Starting with the line that holds "Give me a plain-text", copy out each remaining line of the listing below, up to and including the last one, and include nothing else.

>> start MATERIAL FOR THIS EXERCISE

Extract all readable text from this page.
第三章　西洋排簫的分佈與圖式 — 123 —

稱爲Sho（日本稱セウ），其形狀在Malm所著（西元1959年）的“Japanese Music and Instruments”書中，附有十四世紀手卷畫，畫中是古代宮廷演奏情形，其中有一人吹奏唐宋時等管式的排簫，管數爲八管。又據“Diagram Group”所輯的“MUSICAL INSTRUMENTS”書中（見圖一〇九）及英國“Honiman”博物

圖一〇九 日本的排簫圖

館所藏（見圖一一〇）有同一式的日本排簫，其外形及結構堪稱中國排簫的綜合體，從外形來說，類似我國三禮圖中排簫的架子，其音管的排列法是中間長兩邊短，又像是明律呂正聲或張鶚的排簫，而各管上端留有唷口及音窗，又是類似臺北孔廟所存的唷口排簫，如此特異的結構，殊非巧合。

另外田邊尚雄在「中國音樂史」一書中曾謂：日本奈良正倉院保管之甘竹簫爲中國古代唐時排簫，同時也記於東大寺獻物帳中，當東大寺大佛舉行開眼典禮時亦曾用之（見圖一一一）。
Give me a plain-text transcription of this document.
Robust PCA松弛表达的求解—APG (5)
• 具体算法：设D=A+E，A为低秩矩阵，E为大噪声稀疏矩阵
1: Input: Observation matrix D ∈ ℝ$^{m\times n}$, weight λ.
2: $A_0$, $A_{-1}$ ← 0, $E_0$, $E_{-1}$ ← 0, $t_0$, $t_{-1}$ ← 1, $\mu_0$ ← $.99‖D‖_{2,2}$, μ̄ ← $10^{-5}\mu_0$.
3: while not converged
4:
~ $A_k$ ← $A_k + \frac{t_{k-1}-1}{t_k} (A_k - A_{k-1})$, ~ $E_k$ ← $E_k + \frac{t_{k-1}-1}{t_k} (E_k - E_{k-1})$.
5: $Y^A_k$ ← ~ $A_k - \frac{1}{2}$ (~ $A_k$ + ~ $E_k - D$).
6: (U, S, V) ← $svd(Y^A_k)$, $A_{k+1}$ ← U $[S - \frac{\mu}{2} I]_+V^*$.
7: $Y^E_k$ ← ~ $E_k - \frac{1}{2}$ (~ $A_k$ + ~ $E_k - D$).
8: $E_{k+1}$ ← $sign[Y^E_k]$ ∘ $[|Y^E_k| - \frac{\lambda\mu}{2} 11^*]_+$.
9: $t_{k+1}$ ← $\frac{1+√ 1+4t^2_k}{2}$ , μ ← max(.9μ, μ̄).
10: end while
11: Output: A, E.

>> end MATERIAL FOR THIS EXERCISE

*WRITTEN RESPONSE*.
Give me a plain-text transcription of this document.
Robust PCA松弛表达的求解—APG (5)
• 具体算法：设D=A+E，A为低秩矩阵，E为大噪声稀疏矩阵
1: Input: Observation matrix D ∈ ℝ$^{m\times n}$, weight λ.
2: $A_0$, $A_{-1}$ ← 0, $E_0$, $E_{-1}$ ← 0, $t_0$, $t_{-1}$ ← 1, $\mu_0$ ← $.99‖D‖_{2,2}$, μ̄ ← $10^{-5}\mu_0$.
3: while not converged
4:
~ $A_k$ ← $A_k + \frac{t_{k-1}-1}{t_k} (A_k - A_{k-1})$, ~ $E_k$ ← $E_k + \frac{t_{k-1}-1}{t_k} (E_k - E_{k-1})$.
5: $Y^A_k$ ← ~ $A_k - \frac{1}{2}$ (~ $A_k$ + ~ $E_k - D$).
6: (U, S, V) ← $svd(Y^A_k)$, $A_{k+1}$ ← U $[S - \frac{\mu}{2} I]_+V^*$.
7: $Y^E_k$ ← ~ $E_k - \frac{1}{2}$ (~ $A_k$ + ~ $E_k - D$).
8: $E_{k+1}$ ← $sign[Y^E_k]$ ∘ $[|Y^E_k| - \frac{\lambda\mu}{2} 11^*]_+$.
9: $t_{k+1}$ ← $\frac{1+√ 1+4t^2_k}{2}$ , μ ← max(.9μ, μ̄).
10: end while
11: Output: A, E.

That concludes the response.